Task brief
Quote the listing below in its entirety, omitting every image.

————————

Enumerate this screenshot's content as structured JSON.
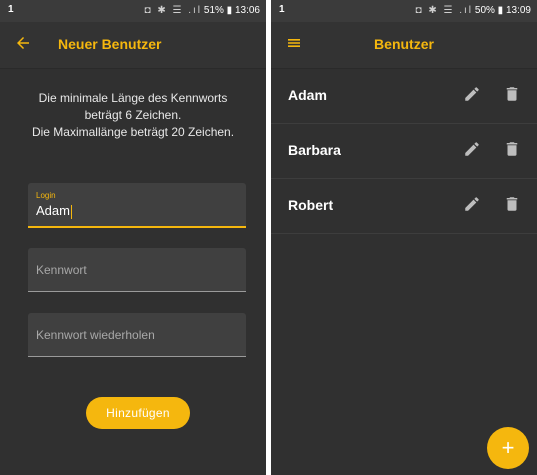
{
  "left_screen": {
    "status_bar": {
      "left": "1",
      "icons": "◘ ✱ ☰ .ıl",
      "right": "51% ▮ 13:06"
    },
    "app_bar": {
      "title": "Neuer Benutzer",
      "back_icon": "arrow-left-icon"
    },
    "info_lines": [
      "Die minimale Länge des Kennworts",
      "beträgt 6 Zeichen.",
      "Die Maximallänge beträgt 20 Zeichen."
    ],
    "login_field": {
      "label": "Login",
      "value": "Adam"
    },
    "password_field": {
      "placeholder": "Kennwort"
    },
    "repeat_field": {
      "placeholder": "Kennwort wiederholen"
    },
    "add_button": "Hinzufügen"
  },
  "right_screen": {
    "status_bar": {
      "left": "1",
      "icons": "◘ ✱ ☰ .ıl",
      "right": "50% ▮ 13:09"
    },
    "app_bar": {
      "title": "Benutzer",
      "menu_icon": "menu-icon"
    },
    "users": [
      "Adam",
      "Barbara",
      "Robert"
    ],
    "fab": "+"
  },
  "colors": {
    "accent": "#f5b70e",
    "background": "#303030",
    "field": "#404040"
  }
}
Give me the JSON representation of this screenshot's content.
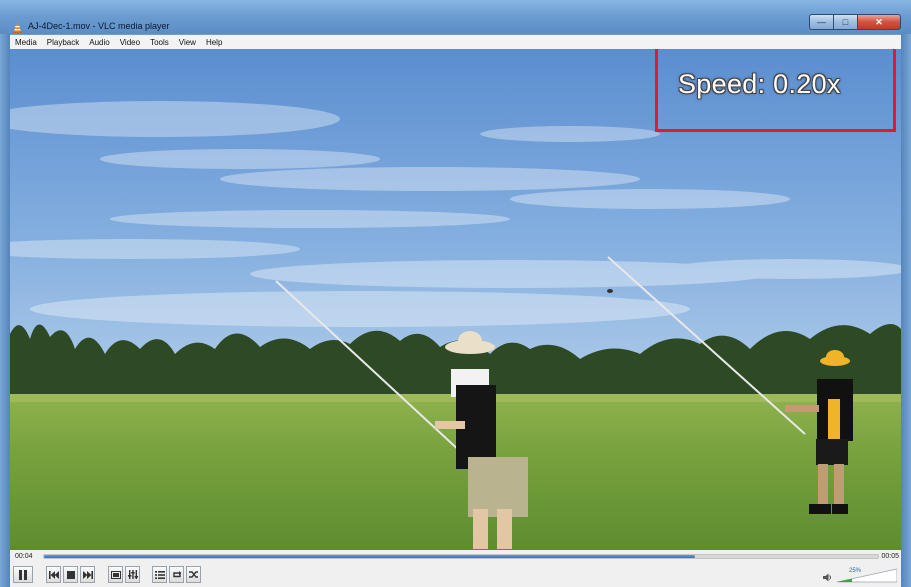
{
  "window": {
    "title": "AJ-4Dec-1.mov - VLC media player",
    "icon": "vlc-cone-icon"
  },
  "menu": [
    "Media",
    "Playback",
    "Audio",
    "Video",
    "Tools",
    "View",
    "Help"
  ],
  "overlay": {
    "speed_text": "Speed: 0.20x",
    "highlight_color": "#e31b23"
  },
  "player": {
    "elapsed": "00:04",
    "total": "00:05",
    "progress_fraction": 0.78,
    "volume_label": "25%",
    "volume_fraction": 0.25
  },
  "colors": {
    "accent": "#2d73c4",
    "sky": "#6f9fd4",
    "grass": "#6c9a3a"
  }
}
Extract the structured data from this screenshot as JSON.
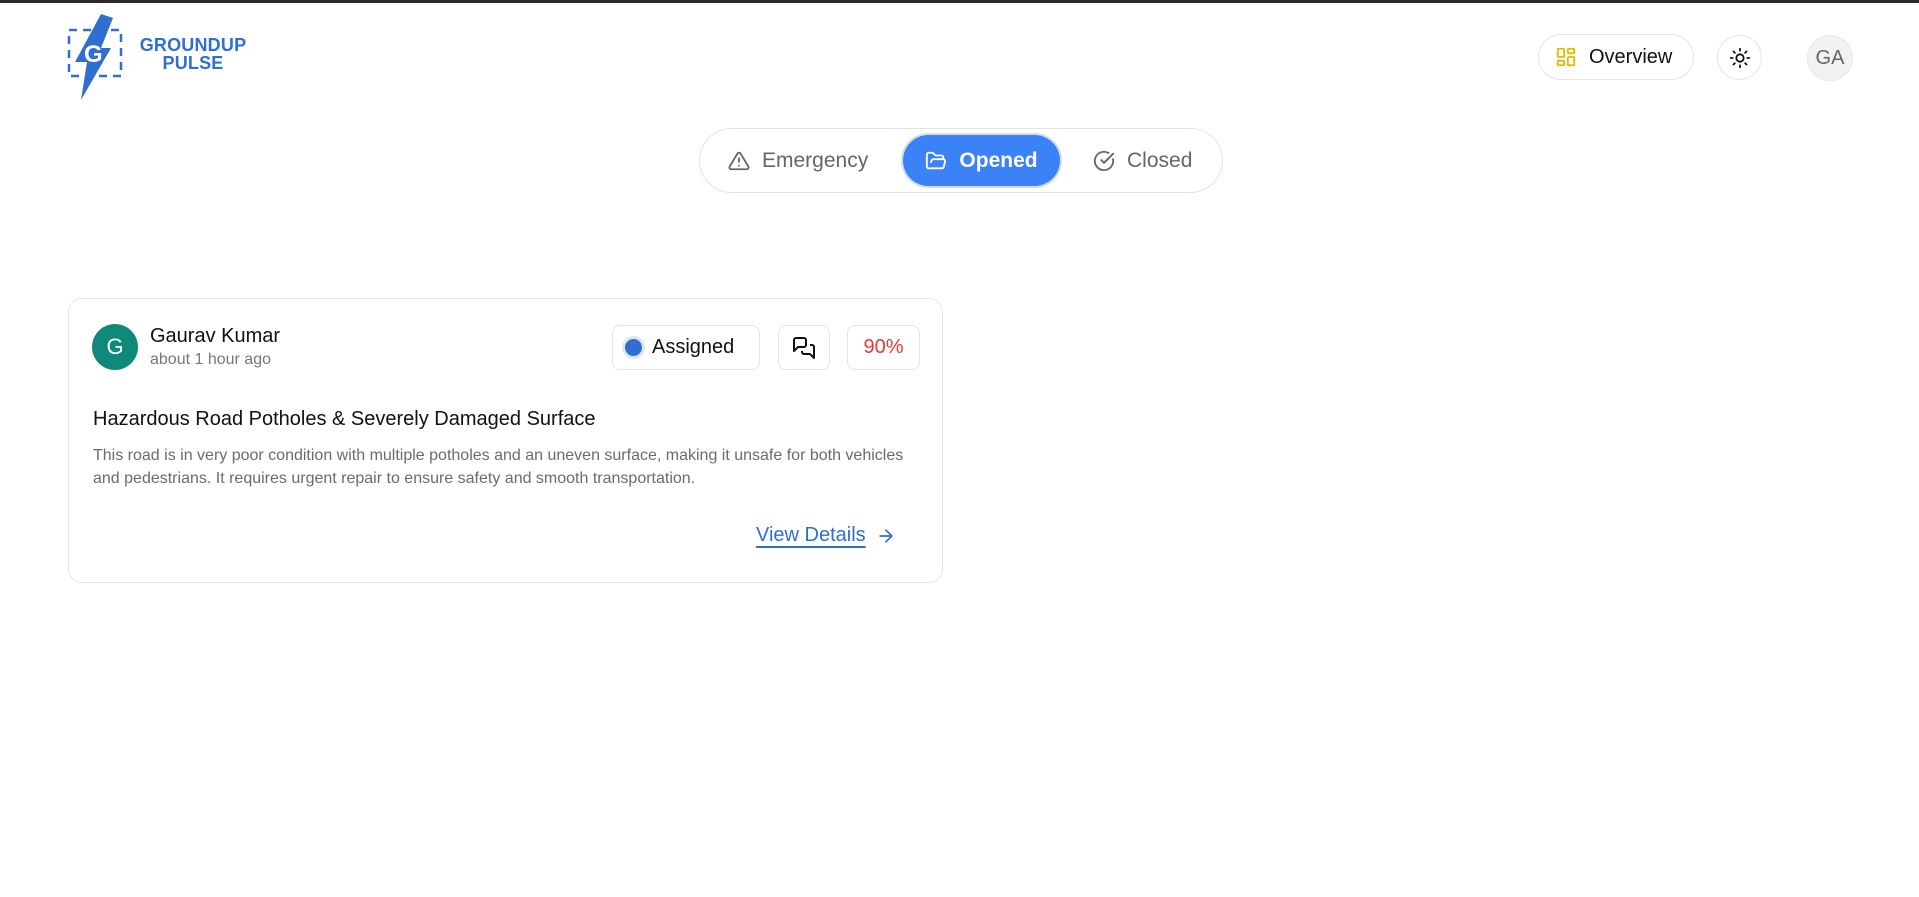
{
  "app": {
    "logo_line1": "GROUNDUP",
    "logo_line2": "PULSE",
    "brand_color": "#2f6fd0"
  },
  "header": {
    "overview_label": "Overview",
    "overview_icon": "layout-grid-icon",
    "theme_icon": "sun-icon",
    "user_initials": "GA"
  },
  "tabs": [
    {
      "label": "Emergency",
      "icon": "alert-triangle-icon",
      "active": false
    },
    {
      "label": "Opened",
      "icon": "folder-open-icon",
      "active": true
    },
    {
      "label": "Closed",
      "icon": "check-circle-icon",
      "active": false
    }
  ],
  "issues": [
    {
      "author_initial": "G",
      "author_name": "Gaurav Kumar",
      "time_ago": "about 1 hour ago",
      "status": "Assigned",
      "score": "90%",
      "title": "Hazardous Road Potholes & Severely Damaged Surface",
      "description": "This road is in very poor condition with multiple potholes and an uneven surface, making it unsafe for both vehicles and pedestrians. It requires urgent repair to ensure safety and smooth transportation.",
      "link_label": "View Details"
    }
  ],
  "colors": {
    "accent": "#3b82f6",
    "avatar": "#0f8a7a",
    "score": "#e5383b",
    "overview_icon": "#e6b800"
  }
}
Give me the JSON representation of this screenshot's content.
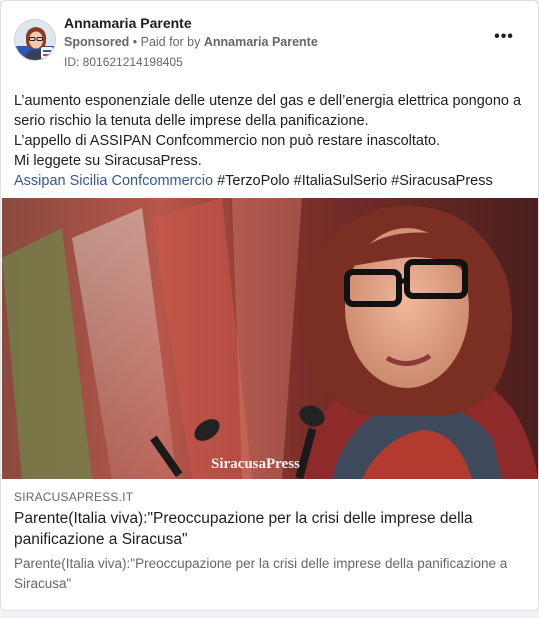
{
  "post": {
    "page_name": "Annamaria Parente",
    "sponsored": "Sponsored",
    "paid_for_prefix": " • Paid for by ",
    "paid_for_name": "Annamaria Parente",
    "ad_id": "ID: 801621214198405",
    "more_icon": "more-horizontal-icon",
    "more_label": "•••"
  },
  "body": {
    "line1": "L’aumento esponenziale delle utenze del gas e dell’energia elettrica pongono a serio rischio la tenuta delle imprese della panificazione.",
    "line2": "L’appello di ASSIPAN Confcommercio non può restare inascoltato.",
    "line3": "Mi leggete su SiracusaPress.",
    "tag_mention": "Assipan Sicilia Confcommercio",
    "hashtags": " #TerzoPolo #ItaliaSulSerio #SiracusaPress"
  },
  "media": {
    "watermark": "SiracusaPress"
  },
  "link": {
    "domain": "SIRACUSAPRESS.IT",
    "title": "Parente(Italia viva):\"Preoccupazione per la crisi delle imprese della panificazione a Siracusa\"",
    "description": "Parente(Italia viva):\"Preoccupazione per la crisi delle imprese della panificazione a Siracusa\""
  },
  "colors": {
    "link_blue": "#385898",
    "secondary_text": "#65676b"
  }
}
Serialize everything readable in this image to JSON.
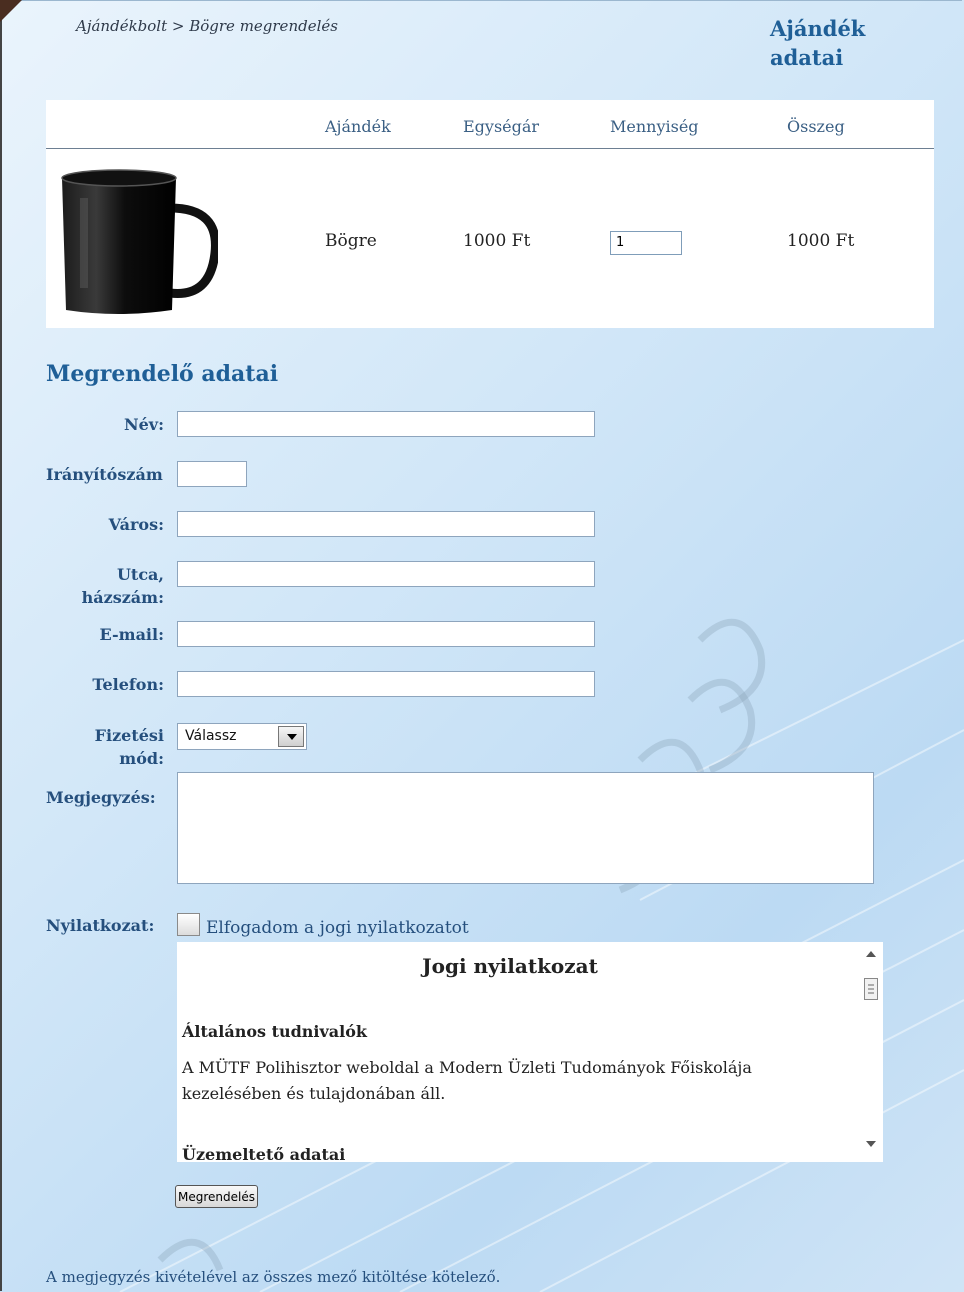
{
  "breadcrumb": "Ajándékbolt > Bögre megrendelés",
  "page_title": "Ajándék adatai",
  "product_table": {
    "headers": [
      "Ajándék",
      "Egységár",
      "Mennyiség",
      "Összeg"
    ],
    "row": {
      "image": "mug-image",
      "name": "Bögre",
      "unit_price": "1000 Ft",
      "quantity": "1",
      "total": "1000 Ft"
    }
  },
  "order_form": {
    "section_title": "Megrendelő adatai",
    "labels": {
      "name": "Név:",
      "zip": "Irányítószám",
      "city": "Város:",
      "street": "Utca, házszám:",
      "email": "E-mail:",
      "phone": "Telefon:",
      "payment": "Fizetési mód:",
      "note": "Megjegyzés:",
      "declaration": "Nyilatkozat:"
    },
    "values": {
      "name": "",
      "zip": "",
      "city": "",
      "street": "",
      "email": "",
      "phone": "",
      "note": ""
    },
    "payment_selected": "Válassz",
    "accept_label": "Elfogadom a jogi nyilatkozatot",
    "accept_checked": false,
    "submit_label": "Megrendelés"
  },
  "legal": {
    "title": "Jogi nyilatkozat",
    "section1_title": "Általános tudnivalók",
    "section1_text": "A MÜTF Polihisztor weboldal a Modern Üzleti Tudományok Főiskolája kezelésében és tulajdonában áll.",
    "section2_title": "Üzemeltető adatai"
  },
  "footer_note": "A megjegyzés kivételével az összes mező kitöltése kötelező.",
  "colors": {
    "heading": "#1f5f97",
    "label": "#254f7d",
    "panel": "#ffffff"
  }
}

————————

Exercise answer
Enumerate this screenshot's content as structured JSON.
{
  "left_screen": {
    "status_bar": {
      "left": "1",
      "icons": "◘ ✱ ☰ .ıl",
      "right": "51% ▮ 13:06"
    },
    "app_bar": {
      "title": "Neuer Benutzer",
      "back_icon": "arrow-left-icon"
    },
    "info_lines": [
      "Die minimale Länge des Kennworts",
      "beträgt 6 Zeichen.",
      "Die Maximallänge beträgt 20 Zeichen."
    ],
    "login_field": {
      "label": "Login",
      "value": "Adam"
    },
    "password_field": {
      "placeholder": "Kennwort"
    },
    "repeat_field": {
      "placeholder": "Kennwort wiederholen"
    },
    "add_button": "Hinzufügen"
  },
  "right_screen": {
    "status_bar": {
      "left": "1",
      "icons": "◘ ✱ ☰ .ıl",
      "right": "50% ▮ 13:09"
    },
    "app_bar": {
      "title": "Benutzer",
      "menu_icon": "menu-icon"
    },
    "users": [
      "Adam",
      "Barbara",
      "Robert"
    ],
    "fab": "+"
  },
  "colors": {
    "accent": "#f5b70e",
    "background": "#303030",
    "field": "#404040"
  }
}
Give me the JSON representation of this screenshot's content.
{
  "window": {
    "title": "AJ-4Dec-1.mov - VLC media player",
    "icon": "vlc-cone-icon"
  },
  "menu": [
    "Media",
    "Playback",
    "Audio",
    "Video",
    "Tools",
    "View",
    "Help"
  ],
  "overlay": {
    "speed_text": "Speed: 0.20x",
    "highlight_color": "#e31b23"
  },
  "player": {
    "elapsed": "00:04",
    "total": "00:05",
    "progress_fraction": 0.78,
    "volume_label": "25%",
    "volume_fraction": 0.25
  },
  "colors": {
    "accent": "#2d73c4",
    "sky": "#6f9fd4",
    "grass": "#6c9a3a"
  }
}
Extract the structured data from this screenshot as JSON.
{
  "app": {
    "logo_line1": "GROUNDUP",
    "logo_line2": "PULSE",
    "brand_color": "#2f6fd0"
  },
  "header": {
    "overview_label": "Overview",
    "overview_icon": "layout-grid-icon",
    "theme_icon": "sun-icon",
    "user_initials": "GA"
  },
  "tabs": [
    {
      "label": "Emergency",
      "icon": "alert-triangle-icon",
      "active": false
    },
    {
      "label": "Opened",
      "icon": "folder-open-icon",
      "active": true
    },
    {
      "label": "Closed",
      "icon": "check-circle-icon",
      "active": false
    }
  ],
  "issues": [
    {
      "author_initial": "G",
      "author_name": "Gaurav Kumar",
      "time_ago": "about 1 hour ago",
      "status": "Assigned",
      "score": "90%",
      "title": "Hazardous Road Potholes & Severely Damaged Surface",
      "description": "This road is in very poor condition with multiple potholes and an uneven surface, making it unsafe for both vehicles and pedestrians. It requires urgent repair to ensure safety and smooth transportation.",
      "link_label": "View Details"
    }
  ],
  "colors": {
    "accent": "#3b82f6",
    "avatar": "#0f8a7a",
    "score": "#e5383b",
    "overview_icon": "#e6b800"
  }
}
Give me the JSON representation of this screenshot's content.
{
  "post": {
    "page_name": "Annamaria Parente",
    "sponsored": "Sponsored",
    "paid_for_prefix": " • Paid for by ",
    "paid_for_name": "Annamaria Parente",
    "ad_id": "ID: 801621214198405",
    "more_icon": "more-horizontal-icon",
    "more_label": "•••"
  },
  "body": {
    "line1": "L’aumento esponenziale delle utenze del gas e dell’energia elettrica pongono a serio rischio la tenuta delle imprese della panificazione.",
    "line2": "L’appello di ASSIPAN Confcommercio non può restare inascoltato.",
    "line3": "Mi leggete su SiracusaPress.",
    "tag_mention": "Assipan Sicilia Confcommercio",
    "hashtags": " #TerzoPolo #ItaliaSulSerio #SiracusaPress"
  },
  "media": {
    "watermark": "SiracusaPress"
  },
  "link": {
    "domain": "SIRACUSAPRESS.IT",
    "title": "Parente(Italia viva):\"Preoccupazione per la crisi delle imprese della panificazione a Siracusa\"",
    "description": "Parente(Italia viva):\"Preoccupazione per la crisi delle imprese della panificazione a Siracusa\""
  },
  "colors": {
    "link_blue": "#385898",
    "secondary_text": "#65676b"
  }
}
Serialize everything readable in this image to JSON.
{
  "breadcrumb": "Ajándékbolt > Bögre megrendelés",
  "page_title": "Ajándék adatai",
  "product_table": {
    "headers": [
      "Ajándék",
      "Egységár",
      "Mennyiség",
      "Összeg"
    ],
    "row": {
      "image": "mug-image",
      "name": "Bögre",
      "unit_price": "1000 Ft",
      "quantity": "1",
      "total": "1000 Ft"
    }
  },
  "order_form": {
    "section_title": "Megrendelő adatai",
    "labels": {
      "name": "Név:",
      "zip": "Irányítószám",
      "city": "Város:",
      "street": "Utca, házszám:",
      "email": "E-mail:",
      "phone": "Telefon:",
      "payment": "Fizetési mód:",
      "note": "Megjegyzés:",
      "declaration": "Nyilatkozat:"
    },
    "values": {
      "name": "",
      "zip": "",
      "city": "",
      "street": "",
      "email": "",
      "phone": "",
      "note": ""
    },
    "payment_selected": "Válassz",
    "accept_label": "Elfogadom a jogi nyilatkozatot",
    "accept_checked": false,
    "submit_label": "Megrendelés"
  },
  "legal": {
    "title": "Jogi nyilatkozat",
    "section1_title": "Általános tudnivalók",
    "section1_text": "A MÜTF Polihisztor weboldal a Modern Üzleti Tudományok Főiskolája kezelésében és tulajdonában áll.",
    "section2_title": "Üzemeltető adatai"
  },
  "footer_note": "A megjegyzés kivételével az összes mező kitöltése kötelező.",
  "colors": {
    "heading": "#1f5f97",
    "label": "#254f7d",
    "panel": "#ffffff"
  }
}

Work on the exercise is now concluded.